BEGIN Data for processing
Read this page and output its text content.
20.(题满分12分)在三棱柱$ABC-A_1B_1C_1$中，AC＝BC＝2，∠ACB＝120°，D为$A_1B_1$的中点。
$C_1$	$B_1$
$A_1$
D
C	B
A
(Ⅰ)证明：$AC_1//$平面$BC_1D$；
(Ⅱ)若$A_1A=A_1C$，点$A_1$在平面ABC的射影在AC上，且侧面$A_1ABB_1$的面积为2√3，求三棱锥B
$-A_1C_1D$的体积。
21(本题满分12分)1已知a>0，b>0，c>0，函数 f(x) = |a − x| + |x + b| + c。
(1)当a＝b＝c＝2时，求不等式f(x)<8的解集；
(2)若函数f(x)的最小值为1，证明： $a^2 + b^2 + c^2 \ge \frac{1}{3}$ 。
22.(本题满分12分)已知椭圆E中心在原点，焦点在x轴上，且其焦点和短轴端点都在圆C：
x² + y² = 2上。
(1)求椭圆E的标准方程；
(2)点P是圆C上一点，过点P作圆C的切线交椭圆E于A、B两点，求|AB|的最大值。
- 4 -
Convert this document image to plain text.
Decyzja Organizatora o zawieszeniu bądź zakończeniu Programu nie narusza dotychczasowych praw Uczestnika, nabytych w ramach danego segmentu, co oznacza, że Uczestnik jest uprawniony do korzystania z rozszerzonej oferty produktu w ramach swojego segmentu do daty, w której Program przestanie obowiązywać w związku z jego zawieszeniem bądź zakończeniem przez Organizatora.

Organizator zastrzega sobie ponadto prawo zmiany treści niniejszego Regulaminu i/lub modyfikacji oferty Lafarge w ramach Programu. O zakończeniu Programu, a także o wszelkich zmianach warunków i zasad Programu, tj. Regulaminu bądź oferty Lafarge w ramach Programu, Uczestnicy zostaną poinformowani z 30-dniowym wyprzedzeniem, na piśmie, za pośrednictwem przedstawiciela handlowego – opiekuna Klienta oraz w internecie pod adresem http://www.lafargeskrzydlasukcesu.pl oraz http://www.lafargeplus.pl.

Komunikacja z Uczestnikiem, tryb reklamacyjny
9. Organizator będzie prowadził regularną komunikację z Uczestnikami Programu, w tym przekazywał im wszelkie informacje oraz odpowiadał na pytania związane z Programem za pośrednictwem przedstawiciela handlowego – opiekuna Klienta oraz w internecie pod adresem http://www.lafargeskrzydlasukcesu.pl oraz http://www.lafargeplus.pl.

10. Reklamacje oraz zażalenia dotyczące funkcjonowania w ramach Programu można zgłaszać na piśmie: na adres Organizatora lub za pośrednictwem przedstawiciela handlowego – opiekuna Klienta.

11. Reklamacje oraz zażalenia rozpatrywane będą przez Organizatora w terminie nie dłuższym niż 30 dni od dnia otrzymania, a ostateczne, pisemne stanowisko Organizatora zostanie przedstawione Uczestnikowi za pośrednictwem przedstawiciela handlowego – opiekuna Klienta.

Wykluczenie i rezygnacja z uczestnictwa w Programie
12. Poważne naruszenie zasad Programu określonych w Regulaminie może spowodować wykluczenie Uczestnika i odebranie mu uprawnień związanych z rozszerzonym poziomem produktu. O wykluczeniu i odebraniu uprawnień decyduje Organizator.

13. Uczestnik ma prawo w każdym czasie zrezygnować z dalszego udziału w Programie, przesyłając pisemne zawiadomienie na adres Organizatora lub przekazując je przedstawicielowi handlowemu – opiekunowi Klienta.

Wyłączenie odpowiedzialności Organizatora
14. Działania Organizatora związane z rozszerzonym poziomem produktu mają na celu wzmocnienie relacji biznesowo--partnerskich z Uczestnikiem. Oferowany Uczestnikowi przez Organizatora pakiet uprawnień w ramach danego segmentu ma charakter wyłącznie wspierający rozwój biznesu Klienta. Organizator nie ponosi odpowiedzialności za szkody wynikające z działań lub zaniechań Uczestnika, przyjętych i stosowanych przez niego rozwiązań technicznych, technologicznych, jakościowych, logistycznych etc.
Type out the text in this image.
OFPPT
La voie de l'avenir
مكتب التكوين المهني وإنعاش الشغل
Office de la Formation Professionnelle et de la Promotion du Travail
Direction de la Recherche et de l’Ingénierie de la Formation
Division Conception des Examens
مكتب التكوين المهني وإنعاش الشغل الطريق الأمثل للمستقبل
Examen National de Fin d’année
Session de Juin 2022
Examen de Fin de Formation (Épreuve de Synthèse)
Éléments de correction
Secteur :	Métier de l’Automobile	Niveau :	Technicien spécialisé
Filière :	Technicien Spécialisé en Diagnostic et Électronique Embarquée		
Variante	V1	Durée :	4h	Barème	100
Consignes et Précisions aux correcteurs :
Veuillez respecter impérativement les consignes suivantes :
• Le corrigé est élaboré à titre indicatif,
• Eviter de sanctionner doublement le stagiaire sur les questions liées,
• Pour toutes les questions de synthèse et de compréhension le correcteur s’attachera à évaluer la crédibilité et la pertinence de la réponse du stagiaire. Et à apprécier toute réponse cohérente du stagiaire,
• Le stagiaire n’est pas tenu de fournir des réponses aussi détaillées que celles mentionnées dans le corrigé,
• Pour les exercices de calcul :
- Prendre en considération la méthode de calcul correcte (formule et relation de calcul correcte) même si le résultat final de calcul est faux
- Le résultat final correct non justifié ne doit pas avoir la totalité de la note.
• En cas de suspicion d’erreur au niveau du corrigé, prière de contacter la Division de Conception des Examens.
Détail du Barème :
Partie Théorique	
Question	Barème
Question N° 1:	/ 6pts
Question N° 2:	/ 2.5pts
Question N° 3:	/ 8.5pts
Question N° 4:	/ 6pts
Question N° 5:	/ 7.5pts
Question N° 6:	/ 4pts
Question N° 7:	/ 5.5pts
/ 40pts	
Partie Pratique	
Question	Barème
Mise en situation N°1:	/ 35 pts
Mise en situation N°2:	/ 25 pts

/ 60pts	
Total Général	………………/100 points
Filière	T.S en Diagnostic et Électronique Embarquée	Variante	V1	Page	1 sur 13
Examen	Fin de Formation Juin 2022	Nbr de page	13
END Data for processing
* [Problem details]
Pull out all lines of the data with the string "résultat".

* [Final result]
- Prendre en considération la méthode de calcul correcte (formule et relation de calcul correcte) même si le résultat final de calcul est faux
- Le résultat final correct non justifié ne doit pas avoir la totalité de la note.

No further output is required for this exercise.